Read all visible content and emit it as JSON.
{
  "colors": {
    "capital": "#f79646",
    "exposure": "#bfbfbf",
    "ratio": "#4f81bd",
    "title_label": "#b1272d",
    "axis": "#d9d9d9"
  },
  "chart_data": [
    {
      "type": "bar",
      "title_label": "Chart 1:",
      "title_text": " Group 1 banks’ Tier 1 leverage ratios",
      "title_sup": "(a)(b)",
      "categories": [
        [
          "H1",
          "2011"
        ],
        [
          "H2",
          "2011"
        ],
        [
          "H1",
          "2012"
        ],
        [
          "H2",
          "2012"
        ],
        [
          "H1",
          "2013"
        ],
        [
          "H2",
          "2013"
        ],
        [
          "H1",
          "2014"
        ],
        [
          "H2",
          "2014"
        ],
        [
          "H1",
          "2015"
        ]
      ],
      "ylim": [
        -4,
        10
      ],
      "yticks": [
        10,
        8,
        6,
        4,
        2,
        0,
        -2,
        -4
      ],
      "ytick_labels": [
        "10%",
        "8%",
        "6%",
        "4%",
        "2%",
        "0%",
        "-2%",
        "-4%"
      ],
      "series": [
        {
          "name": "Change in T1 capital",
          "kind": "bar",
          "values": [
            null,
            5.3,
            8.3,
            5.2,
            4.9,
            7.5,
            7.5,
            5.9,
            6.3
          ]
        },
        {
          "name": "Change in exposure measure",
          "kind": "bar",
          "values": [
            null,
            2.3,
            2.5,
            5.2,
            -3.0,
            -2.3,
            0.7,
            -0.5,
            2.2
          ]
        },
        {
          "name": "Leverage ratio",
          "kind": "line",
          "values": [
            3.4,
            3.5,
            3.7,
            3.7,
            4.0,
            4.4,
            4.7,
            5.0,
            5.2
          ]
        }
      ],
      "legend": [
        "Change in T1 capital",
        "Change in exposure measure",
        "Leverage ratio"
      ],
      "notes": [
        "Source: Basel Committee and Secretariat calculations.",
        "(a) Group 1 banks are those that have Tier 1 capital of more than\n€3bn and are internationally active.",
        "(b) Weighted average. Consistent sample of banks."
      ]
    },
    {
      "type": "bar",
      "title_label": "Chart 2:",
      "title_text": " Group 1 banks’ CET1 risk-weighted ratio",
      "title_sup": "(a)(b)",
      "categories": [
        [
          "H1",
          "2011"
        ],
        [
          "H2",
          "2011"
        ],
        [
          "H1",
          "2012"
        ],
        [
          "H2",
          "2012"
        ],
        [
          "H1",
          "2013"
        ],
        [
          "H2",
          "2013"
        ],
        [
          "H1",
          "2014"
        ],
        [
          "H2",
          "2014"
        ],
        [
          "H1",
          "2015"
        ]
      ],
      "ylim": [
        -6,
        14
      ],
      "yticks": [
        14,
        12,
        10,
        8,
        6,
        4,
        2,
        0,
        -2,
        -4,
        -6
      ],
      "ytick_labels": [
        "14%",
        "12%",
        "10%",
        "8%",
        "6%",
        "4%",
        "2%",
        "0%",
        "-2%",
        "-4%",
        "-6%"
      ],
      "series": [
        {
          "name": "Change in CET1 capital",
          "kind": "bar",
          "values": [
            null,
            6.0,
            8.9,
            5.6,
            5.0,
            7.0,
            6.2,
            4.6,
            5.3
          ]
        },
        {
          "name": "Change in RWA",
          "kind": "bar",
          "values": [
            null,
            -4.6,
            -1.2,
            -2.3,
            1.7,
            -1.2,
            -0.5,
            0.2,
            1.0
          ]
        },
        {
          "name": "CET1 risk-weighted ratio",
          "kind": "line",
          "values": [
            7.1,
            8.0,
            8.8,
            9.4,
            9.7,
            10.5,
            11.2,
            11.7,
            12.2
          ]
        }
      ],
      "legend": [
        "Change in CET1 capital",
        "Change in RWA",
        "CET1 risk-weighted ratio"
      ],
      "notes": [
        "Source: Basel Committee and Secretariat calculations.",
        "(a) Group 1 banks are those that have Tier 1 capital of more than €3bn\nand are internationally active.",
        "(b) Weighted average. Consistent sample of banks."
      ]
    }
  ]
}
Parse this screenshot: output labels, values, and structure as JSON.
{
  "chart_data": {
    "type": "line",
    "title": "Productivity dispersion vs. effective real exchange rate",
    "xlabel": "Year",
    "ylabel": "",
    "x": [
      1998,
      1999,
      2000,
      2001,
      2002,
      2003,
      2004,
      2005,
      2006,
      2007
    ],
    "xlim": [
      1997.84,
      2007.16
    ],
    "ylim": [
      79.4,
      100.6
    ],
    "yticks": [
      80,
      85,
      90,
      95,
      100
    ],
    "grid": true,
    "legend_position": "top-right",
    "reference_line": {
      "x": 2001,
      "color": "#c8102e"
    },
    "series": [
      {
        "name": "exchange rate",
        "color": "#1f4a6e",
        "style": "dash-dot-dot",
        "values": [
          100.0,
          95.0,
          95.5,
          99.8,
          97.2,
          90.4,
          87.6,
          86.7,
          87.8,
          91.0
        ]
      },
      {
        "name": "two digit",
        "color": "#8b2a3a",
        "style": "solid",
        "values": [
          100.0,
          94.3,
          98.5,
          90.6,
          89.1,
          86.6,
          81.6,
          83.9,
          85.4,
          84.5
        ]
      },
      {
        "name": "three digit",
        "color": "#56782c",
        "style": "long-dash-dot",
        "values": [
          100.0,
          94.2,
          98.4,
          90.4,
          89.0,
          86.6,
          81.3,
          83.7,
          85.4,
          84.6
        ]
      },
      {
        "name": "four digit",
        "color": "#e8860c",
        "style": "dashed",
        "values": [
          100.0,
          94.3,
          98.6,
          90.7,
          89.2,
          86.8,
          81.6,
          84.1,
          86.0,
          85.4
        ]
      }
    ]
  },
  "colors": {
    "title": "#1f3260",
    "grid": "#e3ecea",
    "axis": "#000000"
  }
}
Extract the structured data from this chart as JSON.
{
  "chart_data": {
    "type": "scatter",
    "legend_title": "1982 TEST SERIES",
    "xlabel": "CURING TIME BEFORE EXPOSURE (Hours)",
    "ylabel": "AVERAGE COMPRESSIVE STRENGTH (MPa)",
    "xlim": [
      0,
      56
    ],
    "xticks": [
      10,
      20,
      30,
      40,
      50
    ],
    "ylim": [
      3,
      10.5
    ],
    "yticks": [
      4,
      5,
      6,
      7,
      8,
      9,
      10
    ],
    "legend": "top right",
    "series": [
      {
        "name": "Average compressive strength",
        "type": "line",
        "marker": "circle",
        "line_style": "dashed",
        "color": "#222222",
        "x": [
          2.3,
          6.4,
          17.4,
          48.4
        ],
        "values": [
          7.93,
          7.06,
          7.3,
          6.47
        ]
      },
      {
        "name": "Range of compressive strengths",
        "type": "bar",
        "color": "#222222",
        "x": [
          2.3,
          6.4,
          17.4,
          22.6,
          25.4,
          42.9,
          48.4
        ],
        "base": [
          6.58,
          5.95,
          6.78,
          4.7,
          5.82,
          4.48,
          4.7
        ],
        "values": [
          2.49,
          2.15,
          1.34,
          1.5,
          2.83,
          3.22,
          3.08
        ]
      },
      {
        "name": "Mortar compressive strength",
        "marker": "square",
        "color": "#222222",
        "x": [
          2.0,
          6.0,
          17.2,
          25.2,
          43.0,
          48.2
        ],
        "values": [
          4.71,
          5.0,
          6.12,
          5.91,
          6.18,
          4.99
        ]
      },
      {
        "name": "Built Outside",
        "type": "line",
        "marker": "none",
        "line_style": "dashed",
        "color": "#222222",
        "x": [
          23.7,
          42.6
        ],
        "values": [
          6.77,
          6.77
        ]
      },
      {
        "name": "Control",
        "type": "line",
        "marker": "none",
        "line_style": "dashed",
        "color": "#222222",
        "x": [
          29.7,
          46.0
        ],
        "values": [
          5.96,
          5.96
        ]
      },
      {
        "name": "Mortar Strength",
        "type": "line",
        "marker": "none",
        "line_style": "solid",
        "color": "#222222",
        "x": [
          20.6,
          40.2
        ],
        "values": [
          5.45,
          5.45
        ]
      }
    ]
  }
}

- _Task brief_:
Every line containing the string "that" must be listed.

- _Expected answer_:
        "(a) Group 1 banks are those that have Tier 1 capital of more than\n€3bn and are internationally active.",
        "(a) Group 1 banks are those that have Tier 1 capital of more than €3bn\nand are internationally active.",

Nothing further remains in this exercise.